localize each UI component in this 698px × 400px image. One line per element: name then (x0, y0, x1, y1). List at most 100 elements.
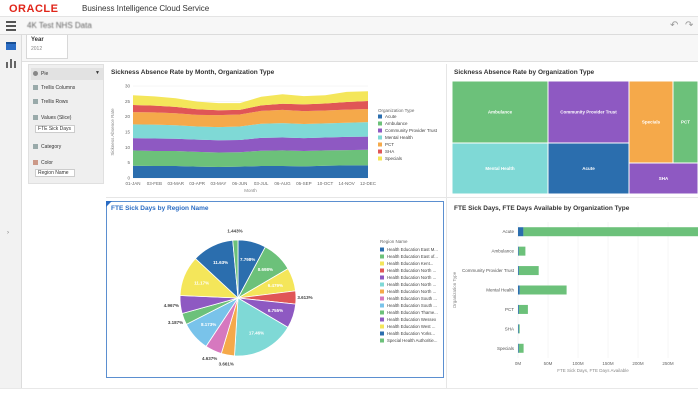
project-title[interactable]: 4K Test NHS Data (27, 21, 92, 30)
visualize-icon[interactable] (5, 57, 17, 69)
bar-fte-days-available[interactable] (518, 324, 520, 334)
pie-chart[interactable]: 7.798%8.698% 6.479% 3.613% 6.755% 17.46% 3.66… (108, 214, 442, 376)
area-series-ambulance[interactable] (133, 149, 368, 167)
bar-fte-sick-days[interactable] (518, 343, 519, 353)
pie-slice[interactable] (232, 239, 239, 299)
y-tick-label: Specials (497, 346, 515, 351)
area-series-mental-health[interactable] (133, 122, 368, 141)
pie-data-label: 3.187% (168, 320, 183, 325)
bar-fte-days-available[interactable] (518, 343, 524, 353)
bar-fte-days-available[interactable] (523, 227, 698, 237)
legend-entry[interactable]: Health Education South ... (387, 296, 437, 301)
viz-type-selector[interactable]: Pie ▼ (31, 68, 103, 80)
chevron-down-icon[interactable]: ▼ (95, 70, 100, 76)
y-tick-label: Mental Health (486, 288, 514, 293)
trellis-columns-row[interactable]: Trellis Columns (31, 82, 103, 94)
area-series-sha[interactable] (133, 101, 368, 116)
x-tick-label: 03-APR (189, 181, 206, 186)
expand-panel-icon[interactable]: › (7, 230, 9, 236)
pie-slice[interactable] (234, 297, 289, 357)
x-tick-label: 03-FEB (147, 181, 162, 186)
treemap-label: Acute (582, 166, 595, 171)
area-series-community-provider-trust[interactable] (133, 136, 368, 153)
y-tick-label: 30 (125, 84, 131, 89)
undo-icon[interactable]: ↶ (670, 20, 679, 31)
filter-bar (22, 35, 698, 62)
bar-fte-sick-days[interactable] (518, 227, 524, 237)
bar-fte-days-available[interactable] (518, 246, 526, 256)
legend-entry[interactable]: Health Education North ... (387, 282, 436, 287)
legend-entry[interactable]: SHA (385, 149, 394, 154)
selected-visualization-frame[interactable] (106, 201, 444, 378)
bar-fte-days-available[interactable] (518, 304, 528, 314)
treemap-label: PCT (681, 120, 690, 125)
bar-fte-sick-days[interactable] (518, 285, 520, 295)
color-row[interactable]: Color (31, 157, 103, 169)
color-icon (33, 160, 38, 165)
category-row[interactable]: Category (31, 141, 103, 153)
treemap-label: Community Provider Trust (560, 110, 617, 115)
treemap-cell[interactable] (628, 162, 698, 194)
values-row[interactable]: Values (Slice) (31, 112, 103, 124)
treemap-cell[interactable] (672, 81, 698, 164)
legend-entry[interactable]: Health Education West ... (387, 324, 435, 329)
legend-entry[interactable]: Health Education South ... (387, 303, 437, 308)
legend-entry[interactable]: Health Education North ... (387, 268, 436, 273)
legend-entry[interactable]: Health Education North ... (387, 289, 436, 294)
hamburger-menu-icon[interactable] (6, 21, 16, 31)
bar-chart[interactable]: 0M 50M 100M 150M 200M 250M FTE Sick Days, FTE … (450, 216, 698, 380)
bar-fte-sick-days[interactable] (518, 246, 519, 256)
values-label: Values (Slice) (41, 115, 72, 121)
bar-fte-sick-days[interactable] (518, 324, 519, 334)
treemap-label: Specials (642, 120, 661, 125)
redo-icon[interactable]: ↷ (685, 20, 694, 31)
area-series-pct[interactable] (133, 109, 368, 128)
legend-entry[interactable]: Health Education East M... (387, 247, 438, 252)
y-tick-label: 0 (127, 176, 130, 181)
legend-entry[interactable]: Health Education East of... (387, 254, 438, 259)
product-name: Business Intelligence Cloud Service (82, 4, 210, 13)
values-field-pill[interactable]: FTE Sick Days (35, 125, 75, 133)
legend-entry[interactable]: Acute (385, 114, 397, 119)
values-icon (33, 115, 38, 120)
legend-entry[interactable]: Health Education Kent... (387, 261, 433, 266)
top-bar: ORACLE Business Intelligence Cloud Servi… (0, 0, 698, 17)
legend-entry[interactable]: Health Education Yorks... (387, 331, 435, 336)
legend-swatch (380, 254, 384, 259)
pie-data-label: 7.798% (240, 257, 255, 262)
treemap-cell[interactable] (628, 81, 674, 164)
legend-swatch (378, 128, 382, 133)
legend-entry[interactable]: Specials (385, 156, 403, 161)
area-chart[interactable]: 0 5 10 15 20 25 30 01-JAN 03-FEB 03-MAR 03-APR 03-M… (106, 78, 446, 196)
legend-entry[interactable]: Health Education North ... (387, 275, 436, 280)
legend-swatch (380, 310, 384, 315)
legend-entry[interactable]: Health Education Wessex (387, 317, 437, 322)
bar-fte-days-available[interactable] (519, 285, 567, 295)
filter-value: 2012 (31, 46, 43, 52)
treemap-title: Sickness Absence Rate by Organization Ty… (454, 69, 595, 76)
bar-fte-sick-days[interactable] (518, 266, 519, 276)
color-field-pill[interactable]: Region Name (35, 169, 75, 177)
trellis-rows-row[interactable]: Trellis Rows (31, 96, 103, 108)
area-series-acute[interactable] (133, 165, 368, 178)
legend-entry[interactable]: Mental Health (385, 135, 413, 140)
bar-fte-days-available[interactable] (518, 266, 539, 276)
legend-entry[interactable]: Health Education Thame... (387, 310, 438, 315)
data-icon[interactable] (5, 40, 17, 52)
area-series-specials[interactable] (133, 91, 368, 111)
year-filter-chip[interactable]: Year 2012 (26, 35, 68, 59)
legend-swatch (378, 156, 382, 161)
legend-entry[interactable]: PCT (385, 142, 394, 147)
legend-entry[interactable]: Community Provider Trust (385, 128, 438, 133)
treemap-chart[interactable]: Ambulance Community Provider Trust Special… (452, 81, 698, 194)
pie-data-label: 11.63% (213, 260, 228, 265)
panel-divider (106, 197, 698, 198)
bar-fte-sick-days[interactable] (518, 304, 519, 314)
legend-swatch (378, 135, 382, 140)
y-tick-label: 25 (125, 99, 131, 104)
legend-entry[interactable]: Special Health Authoritie... (387, 338, 437, 343)
legend-swatch (380, 338, 384, 343)
x-tick-label: 05-SEP (296, 181, 312, 186)
grid-icon (33, 85, 38, 90)
legend-entry[interactable]: Ambulance (385, 121, 408, 126)
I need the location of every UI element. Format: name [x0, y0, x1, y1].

→ PROMPT:
Can you duplicate the lines from the entries above, beginning at the line that contains "project-title[interactable]: 4K Test" and stopping after the line that contains "trellis-columns-row[interactable]: Trellis Columns"?

→ EXERCISE OUTPUT:
project-title[interactable]: 4K Test NHS Data (27, 21, 92, 30)
visualize-icon[interactable] (5, 57, 17, 69)
bar-fte-days-available[interactable] (518, 324, 520, 334)
pie-chart[interactable]: 7.798%8.698% 6.479% 3.613% 6.755% 17.46% 3.66… (108, 214, 442, 376)
area-series-ambulance[interactable] (133, 149, 368, 167)
bar-fte-sick-days[interactable] (518, 343, 519, 353)
pie-slice[interactable] (232, 239, 239, 299)
y-tick-label: Specials (497, 346, 515, 351)
area-series-mental-health[interactable] (133, 122, 368, 141)
pie-data-label: 3.187% (168, 320, 183, 325)
bar-fte-days-available[interactable] (518, 343, 524, 353)
bar-fte-days-available[interactable] (523, 227, 698, 237)
legend-entry[interactable]: Health Education South ... (387, 296, 437, 301)
viz-type-selector[interactable]: Pie ▼ (31, 68, 103, 80)
chevron-down-icon[interactable]: ▼ (95, 70, 100, 76)
y-tick-label: Mental Health (486, 288, 514, 293)
trellis-columns-row[interactable]: Trellis Columns (31, 82, 103, 94)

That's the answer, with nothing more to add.